───── STORED RECORDS ─────

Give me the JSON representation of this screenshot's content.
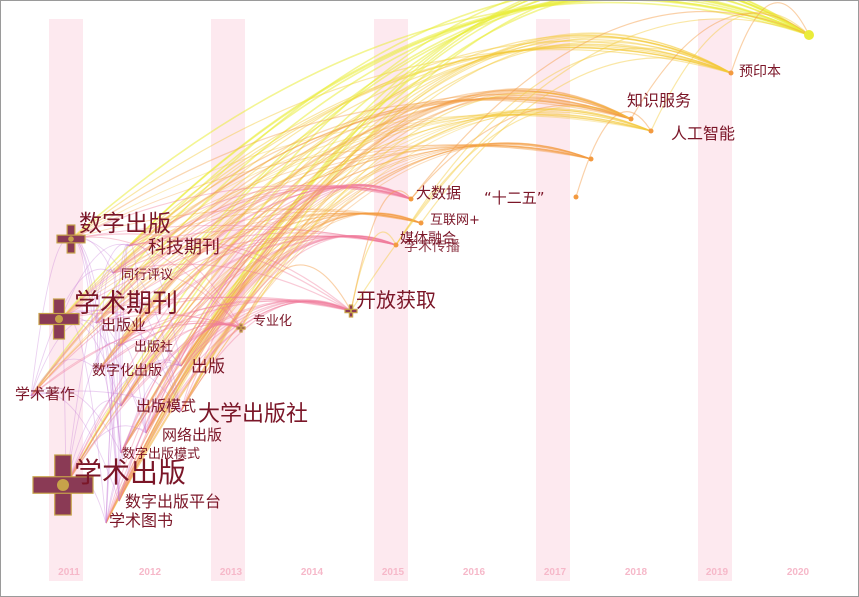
{
  "years": [
    "2011",
    "2012",
    "2013",
    "2014",
    "2015",
    "2016",
    "2017",
    "2018",
    "2019",
    "2020"
  ],
  "keywords": [
    {
      "id": "k1",
      "text": "数字出版",
      "year": "2011"
    },
    {
      "id": "k2",
      "text": "科技期刊",
      "year": "2011"
    },
    {
      "id": "k3",
      "text": "同行评议",
      "year": "2011"
    },
    {
      "id": "k4",
      "text": "学术期刊",
      "year": "2011"
    },
    {
      "id": "k5",
      "text": "出版业",
      "year": "2011"
    },
    {
      "id": "k6",
      "text": "出版社",
      "year": "2011"
    },
    {
      "id": "k7",
      "text": "数字化出版",
      "year": "2011"
    },
    {
      "id": "k8",
      "text": "出版",
      "year": "2011"
    },
    {
      "id": "k9",
      "text": "学术著作",
      "year": "2011"
    },
    {
      "id": "k10",
      "text": "出版模式",
      "year": "2011"
    },
    {
      "id": "k11",
      "text": "大学出版社",
      "year": "2011"
    },
    {
      "id": "k12",
      "text": "网络出版",
      "year": "2011"
    },
    {
      "id": "k13",
      "text": "数字出版模式",
      "year": "2011"
    },
    {
      "id": "k14",
      "text": "学术出版",
      "year": "2011"
    },
    {
      "id": "k15",
      "text": "数字出版平台",
      "year": "2011"
    },
    {
      "id": "k16",
      "text": "学术图书",
      "year": "2011"
    },
    {
      "id": "k17",
      "text": "专业化",
      "year": "2013"
    },
    {
      "id": "k18",
      "text": "开放获取",
      "year": "2014"
    },
    {
      "id": "k19",
      "text": "大数据",
      "year": "2015"
    },
    {
      "id": "k20",
      "text": "“十二五”",
      "year": "2015"
    },
    {
      "id": "k21",
      "text": "互联网+",
      "year": "2015"
    },
    {
      "id": "k22",
      "text": "媒体融合",
      "year": "2015"
    },
    {
      "id": "k23",
      "text": "学术传播",
      "year": "2015"
    },
    {
      "id": "k24",
      "text": "知识服务",
      "year": "2018"
    },
    {
      "id": "k25",
      "text": "人工智能",
      "year": "2018"
    },
    {
      "id": "k26",
      "text": "预印本",
      "year": "2019"
    }
  ],
  "colors": {
    "band": "#fde9ef",
    "label": "#7b1628",
    "year_label": "#f6b8c9",
    "node_frequency": "#8a3a55",
    "node_core": "#c7a24a",
    "link_2011": "#c77ad8",
    "link_2013": "#f07a9a",
    "link_2015": "#f39a40",
    "link_2018": "#f3c93a",
    "link_2020": "#eaec3a",
    "border": "#9a9a9a"
  }
}
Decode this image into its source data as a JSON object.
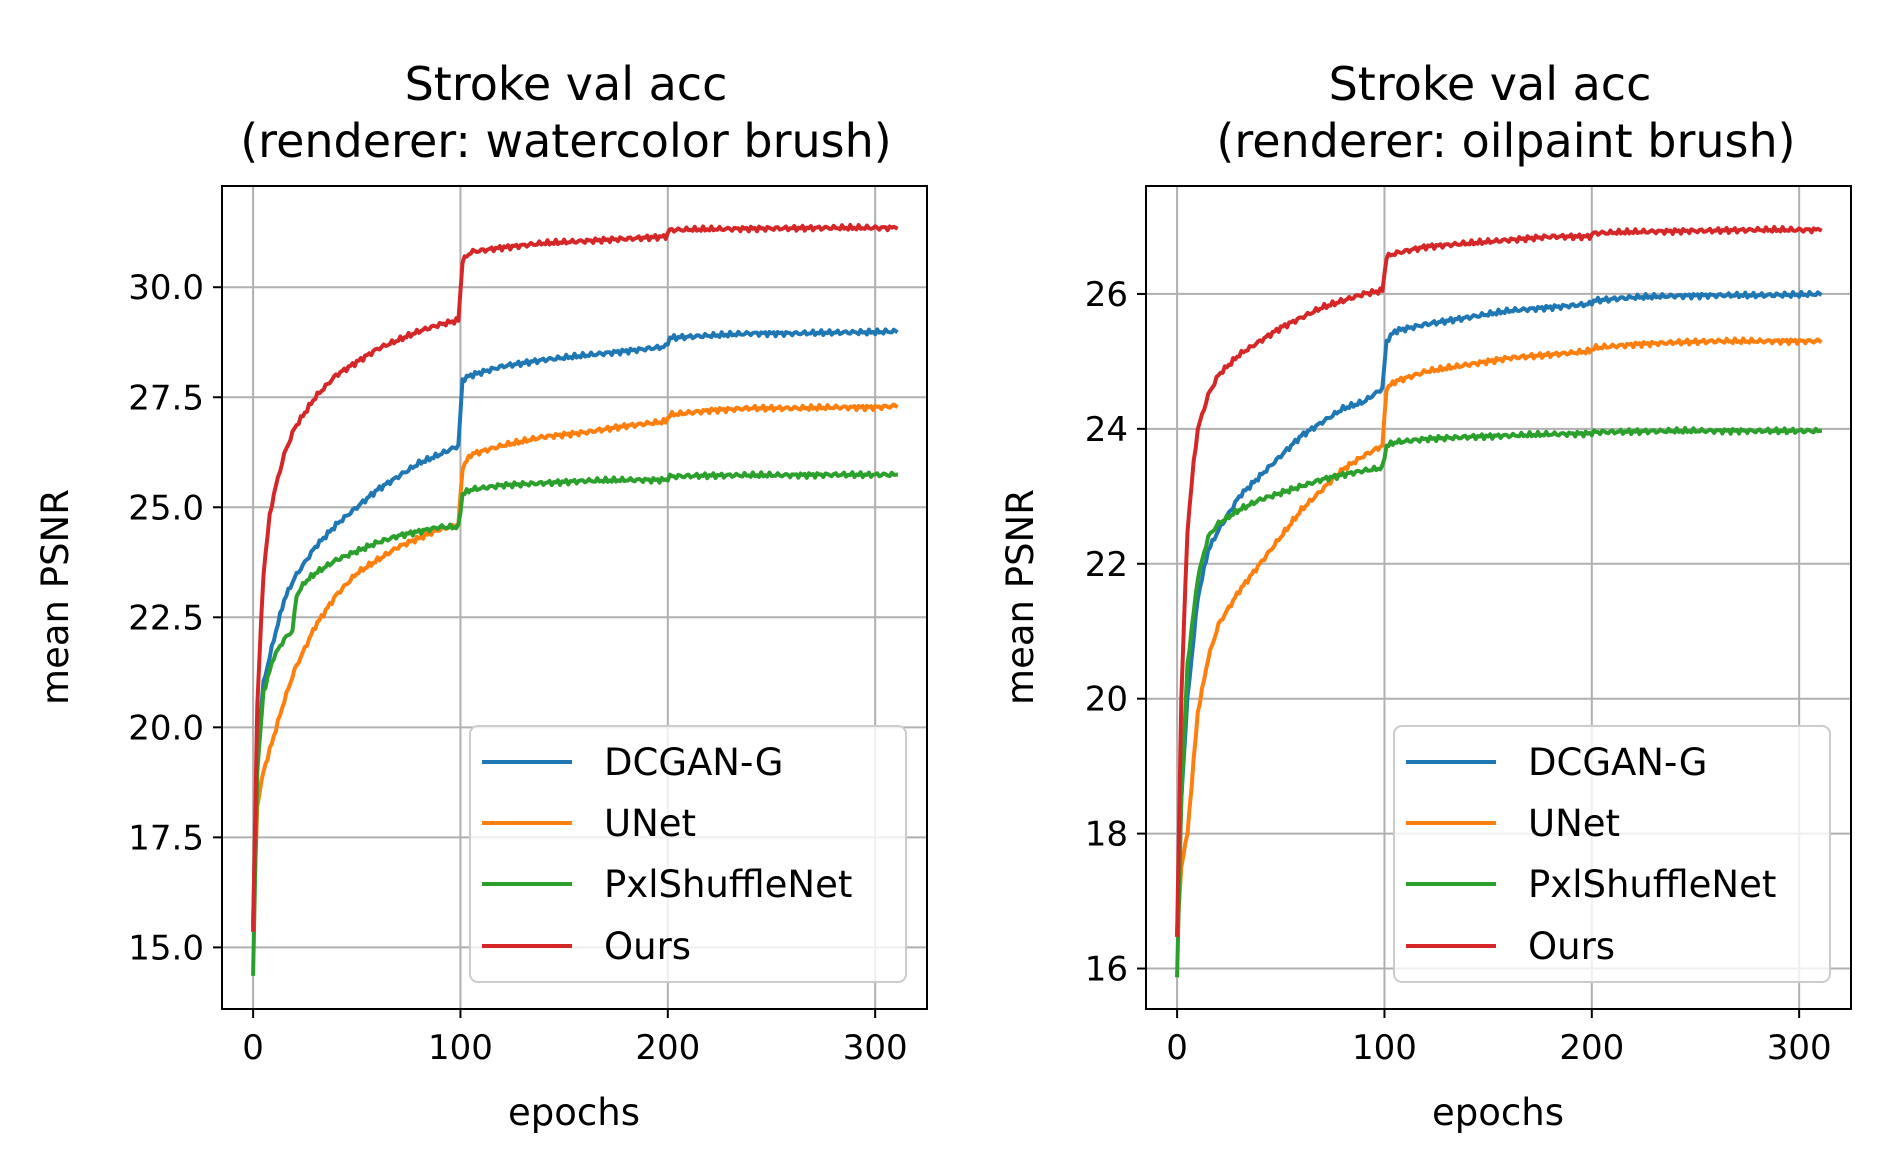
{
  "chart_data": [
    {
      "type": "line",
      "title": [
        "Stroke val acc",
        "(renderer: watercolor brush)"
      ],
      "xlabel": "epochs",
      "ylabel": "mean PSNR",
      "xlim": [
        -15,
        325
      ],
      "ylim": [
        13.6,
        32.3
      ],
      "xticks": [
        0,
        100,
        200,
        300
      ],
      "xtick_labels": [
        "0",
        "100",
        "200",
        "300"
      ],
      "yticks": [
        15,
        17.5,
        20,
        22.5,
        25,
        27.5,
        30
      ],
      "ytick_labels": [
        "15.0",
        "17.5",
        "20.0",
        "22.5",
        "25.0",
        "27.5",
        "30.0"
      ],
      "grid": true,
      "legend_position": "lower-right",
      "series": [
        {
          "name": "DCGAN-G",
          "color": "#1f77b4",
          "x": [
            0,
            2,
            5,
            10,
            15,
            20,
            30,
            40,
            50,
            60,
            70,
            80,
            90,
            99,
            101,
            105,
            120,
            140,
            160,
            180,
            199,
            201,
            220,
            240,
            260,
            280,
            300,
            310
          ],
          "y": [
            15.6,
            19.5,
            21.0,
            22.0,
            22.9,
            23.4,
            24.1,
            24.6,
            25.0,
            25.4,
            25.7,
            26.0,
            26.2,
            26.4,
            27.9,
            28.0,
            28.2,
            28.35,
            28.45,
            28.55,
            28.65,
            28.85,
            28.9,
            28.95,
            28.95,
            28.97,
            28.98,
            29.0
          ]
        },
        {
          "name": "UNet",
          "color": "#ff7f0e",
          "x": [
            0,
            2,
            5,
            10,
            15,
            20,
            30,
            40,
            50,
            60,
            70,
            80,
            90,
            99,
            101,
            105,
            120,
            140,
            160,
            180,
            199,
            201,
            220,
            240,
            260,
            280,
            300,
            310
          ],
          "y": [
            15.5,
            18.2,
            19.0,
            19.8,
            20.6,
            21.3,
            22.3,
            23.0,
            23.5,
            23.8,
            24.1,
            24.3,
            24.5,
            24.6,
            25.9,
            26.2,
            26.4,
            26.6,
            26.7,
            26.85,
            26.95,
            27.1,
            27.2,
            27.25,
            27.25,
            27.27,
            27.27,
            27.3
          ]
        },
        {
          "name": "PxlShuffleNet",
          "color": "#2ca02c",
          "x": [
            0,
            2,
            5,
            10,
            15,
            19,
            21,
            25,
            30,
            40,
            50,
            60,
            70,
            80,
            90,
            99,
            101,
            105,
            120,
            140,
            160,
            180,
            199,
            201,
            220,
            240,
            260,
            280,
            300,
            310
          ],
          "y": [
            14.4,
            19.0,
            20.8,
            21.6,
            22.0,
            22.2,
            23.0,
            23.3,
            23.5,
            23.8,
            24.0,
            24.2,
            24.35,
            24.45,
            24.55,
            24.55,
            25.3,
            25.4,
            25.5,
            25.55,
            25.6,
            25.62,
            25.62,
            25.7,
            25.72,
            25.73,
            25.73,
            25.74,
            25.74,
            25.74
          ]
        },
        {
          "name": "Ours",
          "color": "#d62728",
          "x": [
            0,
            2,
            5,
            8,
            10,
            15,
            20,
            30,
            40,
            50,
            60,
            70,
            80,
            90,
            99,
            101,
            105,
            120,
            140,
            160,
            180,
            199,
            201,
            220,
            240,
            260,
            280,
            300,
            310
          ],
          "y": [
            15.4,
            20.5,
            23.5,
            24.8,
            25.3,
            26.2,
            26.8,
            27.5,
            28.0,
            28.3,
            28.6,
            28.8,
            29.0,
            29.15,
            29.25,
            30.6,
            30.8,
            30.9,
            31.0,
            31.05,
            31.1,
            31.15,
            31.3,
            31.32,
            31.33,
            31.34,
            31.35,
            31.35,
            31.35
          ]
        }
      ]
    },
    {
      "type": "line",
      "title": [
        "Stroke val acc",
        "(renderer: oilpaint brush)"
      ],
      "xlabel": "epochs",
      "ylabel": "mean PSNR",
      "xlim": [
        -15,
        325
      ],
      "ylim": [
        15.4,
        27.6
      ],
      "xticks": [
        0,
        100,
        200,
        300
      ],
      "xtick_labels": [
        "0",
        "100",
        "200",
        "300"
      ],
      "yticks": [
        16,
        18,
        20,
        22,
        24,
        26
      ],
      "ytick_labels": [
        "16",
        "18",
        "20",
        "22",
        "24",
        "26"
      ],
      "grid": true,
      "legend_position": "lower-right",
      "series": [
        {
          "name": "DCGAN-G",
          "color": "#1f77b4",
          "x": [
            0,
            2,
            5,
            10,
            15,
            20,
            30,
            40,
            50,
            60,
            70,
            80,
            90,
            99,
            101,
            105,
            120,
            140,
            160,
            180,
            199,
            201,
            220,
            240,
            260,
            280,
            300,
            310
          ],
          "y": [
            16.5,
            18.5,
            20.0,
            21.5,
            22.2,
            22.5,
            23.0,
            23.3,
            23.6,
            23.9,
            24.1,
            24.3,
            24.4,
            24.6,
            25.3,
            25.45,
            25.55,
            25.65,
            25.75,
            25.8,
            25.85,
            25.9,
            25.95,
            25.97,
            25.98,
            25.98,
            25.99,
            26.0
          ]
        },
        {
          "name": "UNet",
          "color": "#ff7f0e",
          "x": [
            0,
            2,
            5,
            10,
            15,
            20,
            30,
            40,
            50,
            60,
            70,
            80,
            90,
            99,
            101,
            105,
            120,
            140,
            160,
            180,
            199,
            201,
            220,
            240,
            260,
            280,
            300,
            310
          ],
          "y": [
            16.5,
            17.5,
            18.0,
            19.8,
            20.6,
            21.1,
            21.6,
            22.0,
            22.4,
            22.8,
            23.1,
            23.4,
            23.6,
            23.75,
            24.6,
            24.7,
            24.85,
            24.95,
            25.05,
            25.1,
            25.15,
            25.2,
            25.25,
            25.28,
            25.3,
            25.3,
            25.3,
            25.3
          ]
        },
        {
          "name": "PxlShuffleNet",
          "color": "#2ca02c",
          "x": [
            0,
            2,
            5,
            10,
            15,
            20,
            30,
            40,
            50,
            60,
            70,
            80,
            90,
            99,
            101,
            105,
            120,
            140,
            160,
            180,
            199,
            201,
            220,
            240,
            260,
            280,
            300,
            310
          ],
          "y": [
            15.9,
            18.5,
            20.5,
            21.8,
            22.4,
            22.6,
            22.8,
            22.95,
            23.05,
            23.15,
            23.25,
            23.32,
            23.38,
            23.42,
            23.75,
            23.8,
            23.85,
            23.88,
            23.9,
            23.92,
            23.93,
            23.95,
            23.96,
            23.97,
            23.97,
            23.97,
            23.97,
            23.97
          ]
        },
        {
          "name": "Ours",
          "color": "#d62728",
          "x": [
            0,
            2,
            5,
            8,
            10,
            15,
            20,
            30,
            40,
            50,
            60,
            70,
            80,
            90,
            99,
            101,
            105,
            120,
            140,
            160,
            180,
            199,
            201,
            220,
            240,
            260,
            280,
            300,
            310
          ],
          "y": [
            16.5,
            20.0,
            22.5,
            23.5,
            24.0,
            24.5,
            24.8,
            25.1,
            25.3,
            25.5,
            25.65,
            25.8,
            25.9,
            26.0,
            26.05,
            26.55,
            26.6,
            26.7,
            26.75,
            26.8,
            26.85,
            26.85,
            26.9,
            26.92,
            26.93,
            26.94,
            26.95,
            26.95,
            26.95
          ]
        }
      ]
    }
  ]
}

─────

■ THE PROBLEM: Tally the lines of the data that contain the string "brush" and report the total alone.

■ ANSWER TO THIS PROBLEM: 2